__AIM OF THE EXERCISE__
Locate the word "name" in the data below, then copy every line that holds it.

___ EXTRACTED MATERIAL

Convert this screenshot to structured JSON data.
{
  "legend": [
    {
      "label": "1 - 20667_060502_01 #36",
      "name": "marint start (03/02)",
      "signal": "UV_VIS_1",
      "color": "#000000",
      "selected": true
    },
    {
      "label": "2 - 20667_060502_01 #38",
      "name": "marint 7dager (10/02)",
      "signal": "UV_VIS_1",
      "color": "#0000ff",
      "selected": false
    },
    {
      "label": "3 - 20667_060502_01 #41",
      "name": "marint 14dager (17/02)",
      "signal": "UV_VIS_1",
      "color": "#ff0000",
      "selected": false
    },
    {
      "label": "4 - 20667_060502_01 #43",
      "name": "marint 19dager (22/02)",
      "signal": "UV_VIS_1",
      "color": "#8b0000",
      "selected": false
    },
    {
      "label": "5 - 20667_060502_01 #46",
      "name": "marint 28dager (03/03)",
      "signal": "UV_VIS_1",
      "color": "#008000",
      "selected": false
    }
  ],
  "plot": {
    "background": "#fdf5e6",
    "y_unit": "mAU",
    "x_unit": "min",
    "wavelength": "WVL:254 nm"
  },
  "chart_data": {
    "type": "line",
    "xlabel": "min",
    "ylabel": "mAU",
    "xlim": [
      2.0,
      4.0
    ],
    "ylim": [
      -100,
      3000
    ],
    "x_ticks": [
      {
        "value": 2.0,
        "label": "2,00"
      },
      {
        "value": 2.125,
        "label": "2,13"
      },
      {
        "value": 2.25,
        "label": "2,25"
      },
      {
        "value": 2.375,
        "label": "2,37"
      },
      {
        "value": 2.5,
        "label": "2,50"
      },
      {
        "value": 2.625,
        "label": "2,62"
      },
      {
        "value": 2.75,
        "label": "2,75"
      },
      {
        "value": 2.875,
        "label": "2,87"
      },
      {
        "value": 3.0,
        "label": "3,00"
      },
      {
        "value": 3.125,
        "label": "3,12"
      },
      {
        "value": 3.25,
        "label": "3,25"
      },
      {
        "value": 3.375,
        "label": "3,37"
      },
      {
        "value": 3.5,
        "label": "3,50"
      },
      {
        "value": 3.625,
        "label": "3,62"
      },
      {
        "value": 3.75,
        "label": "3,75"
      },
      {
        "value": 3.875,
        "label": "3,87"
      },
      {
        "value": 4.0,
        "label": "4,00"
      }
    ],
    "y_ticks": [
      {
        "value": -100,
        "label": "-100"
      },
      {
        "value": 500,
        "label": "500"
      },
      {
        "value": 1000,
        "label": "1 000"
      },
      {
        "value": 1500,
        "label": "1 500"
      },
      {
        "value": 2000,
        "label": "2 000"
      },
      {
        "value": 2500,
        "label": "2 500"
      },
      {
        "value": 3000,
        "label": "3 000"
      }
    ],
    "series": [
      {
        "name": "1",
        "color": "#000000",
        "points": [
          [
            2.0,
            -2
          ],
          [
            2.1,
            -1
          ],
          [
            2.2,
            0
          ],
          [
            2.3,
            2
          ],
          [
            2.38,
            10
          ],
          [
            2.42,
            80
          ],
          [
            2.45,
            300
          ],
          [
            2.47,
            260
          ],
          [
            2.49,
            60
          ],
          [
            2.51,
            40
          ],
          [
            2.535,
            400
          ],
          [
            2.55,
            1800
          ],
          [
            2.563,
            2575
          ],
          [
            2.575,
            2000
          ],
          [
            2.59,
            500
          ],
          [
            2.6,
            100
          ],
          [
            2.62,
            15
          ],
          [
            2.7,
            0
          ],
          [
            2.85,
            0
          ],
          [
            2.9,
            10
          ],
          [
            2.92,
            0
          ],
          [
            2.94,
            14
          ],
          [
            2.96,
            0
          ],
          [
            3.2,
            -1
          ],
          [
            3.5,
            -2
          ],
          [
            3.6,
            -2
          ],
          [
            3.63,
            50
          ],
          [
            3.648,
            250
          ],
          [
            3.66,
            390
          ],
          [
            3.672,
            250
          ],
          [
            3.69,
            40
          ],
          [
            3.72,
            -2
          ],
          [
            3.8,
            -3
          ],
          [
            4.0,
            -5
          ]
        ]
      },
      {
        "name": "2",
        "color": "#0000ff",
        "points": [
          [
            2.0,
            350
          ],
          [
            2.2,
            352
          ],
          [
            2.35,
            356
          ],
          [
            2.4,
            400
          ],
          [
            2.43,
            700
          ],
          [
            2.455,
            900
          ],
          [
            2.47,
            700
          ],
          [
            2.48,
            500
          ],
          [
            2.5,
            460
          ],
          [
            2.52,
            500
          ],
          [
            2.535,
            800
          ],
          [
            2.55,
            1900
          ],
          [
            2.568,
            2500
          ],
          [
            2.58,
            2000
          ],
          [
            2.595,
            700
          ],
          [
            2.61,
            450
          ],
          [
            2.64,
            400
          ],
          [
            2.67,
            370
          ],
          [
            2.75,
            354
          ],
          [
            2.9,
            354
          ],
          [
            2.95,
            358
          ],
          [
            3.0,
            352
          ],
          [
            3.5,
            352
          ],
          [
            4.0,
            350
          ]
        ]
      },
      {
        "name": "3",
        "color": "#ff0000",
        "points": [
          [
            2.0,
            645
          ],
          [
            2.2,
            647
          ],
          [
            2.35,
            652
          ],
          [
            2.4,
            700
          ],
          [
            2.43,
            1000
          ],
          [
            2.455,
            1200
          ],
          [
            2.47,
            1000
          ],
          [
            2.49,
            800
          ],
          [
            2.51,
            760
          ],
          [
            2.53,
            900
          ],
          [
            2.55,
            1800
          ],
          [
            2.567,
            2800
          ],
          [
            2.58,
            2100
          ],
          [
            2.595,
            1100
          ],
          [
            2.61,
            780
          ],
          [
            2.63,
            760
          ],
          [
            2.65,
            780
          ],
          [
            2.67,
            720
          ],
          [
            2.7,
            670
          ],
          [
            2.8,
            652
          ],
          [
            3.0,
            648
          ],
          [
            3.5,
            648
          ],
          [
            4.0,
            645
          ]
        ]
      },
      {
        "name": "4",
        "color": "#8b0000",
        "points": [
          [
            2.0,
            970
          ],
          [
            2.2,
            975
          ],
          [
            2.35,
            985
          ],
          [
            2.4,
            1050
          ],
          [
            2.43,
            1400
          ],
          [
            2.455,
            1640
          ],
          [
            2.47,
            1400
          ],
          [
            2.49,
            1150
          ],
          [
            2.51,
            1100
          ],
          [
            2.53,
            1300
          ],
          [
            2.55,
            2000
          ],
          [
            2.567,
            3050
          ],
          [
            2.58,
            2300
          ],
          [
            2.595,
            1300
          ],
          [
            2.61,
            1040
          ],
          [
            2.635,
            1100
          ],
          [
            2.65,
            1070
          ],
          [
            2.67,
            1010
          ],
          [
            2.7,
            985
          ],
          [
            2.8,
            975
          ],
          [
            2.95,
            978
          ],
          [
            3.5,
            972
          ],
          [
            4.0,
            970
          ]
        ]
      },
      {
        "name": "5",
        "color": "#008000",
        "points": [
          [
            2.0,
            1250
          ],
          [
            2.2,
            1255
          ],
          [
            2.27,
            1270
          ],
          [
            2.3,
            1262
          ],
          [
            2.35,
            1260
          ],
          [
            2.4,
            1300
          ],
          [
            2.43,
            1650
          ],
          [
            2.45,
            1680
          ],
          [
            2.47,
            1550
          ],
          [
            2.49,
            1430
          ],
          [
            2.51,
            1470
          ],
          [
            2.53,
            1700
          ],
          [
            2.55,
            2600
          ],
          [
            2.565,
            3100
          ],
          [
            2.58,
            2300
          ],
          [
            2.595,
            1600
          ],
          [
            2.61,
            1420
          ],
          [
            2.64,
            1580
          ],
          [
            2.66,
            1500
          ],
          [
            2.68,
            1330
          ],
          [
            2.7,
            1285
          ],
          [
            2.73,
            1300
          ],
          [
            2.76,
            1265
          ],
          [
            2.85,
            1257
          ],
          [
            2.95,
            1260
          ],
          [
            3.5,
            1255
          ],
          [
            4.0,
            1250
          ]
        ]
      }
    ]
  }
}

______

__SOLUTION TO THE PROBLEM__
      "name": "marint start (03/02)",
      "name": "marint 7dager (10/02)",
      "name": "marint 14dager (17/02)",
      "name": "marint 19dager (22/02)",
      "name": "marint 28dager (03/03)",
        "name": "1",
        "name": "2",
        "name": "3",
        "name": "4",
        "name": "5",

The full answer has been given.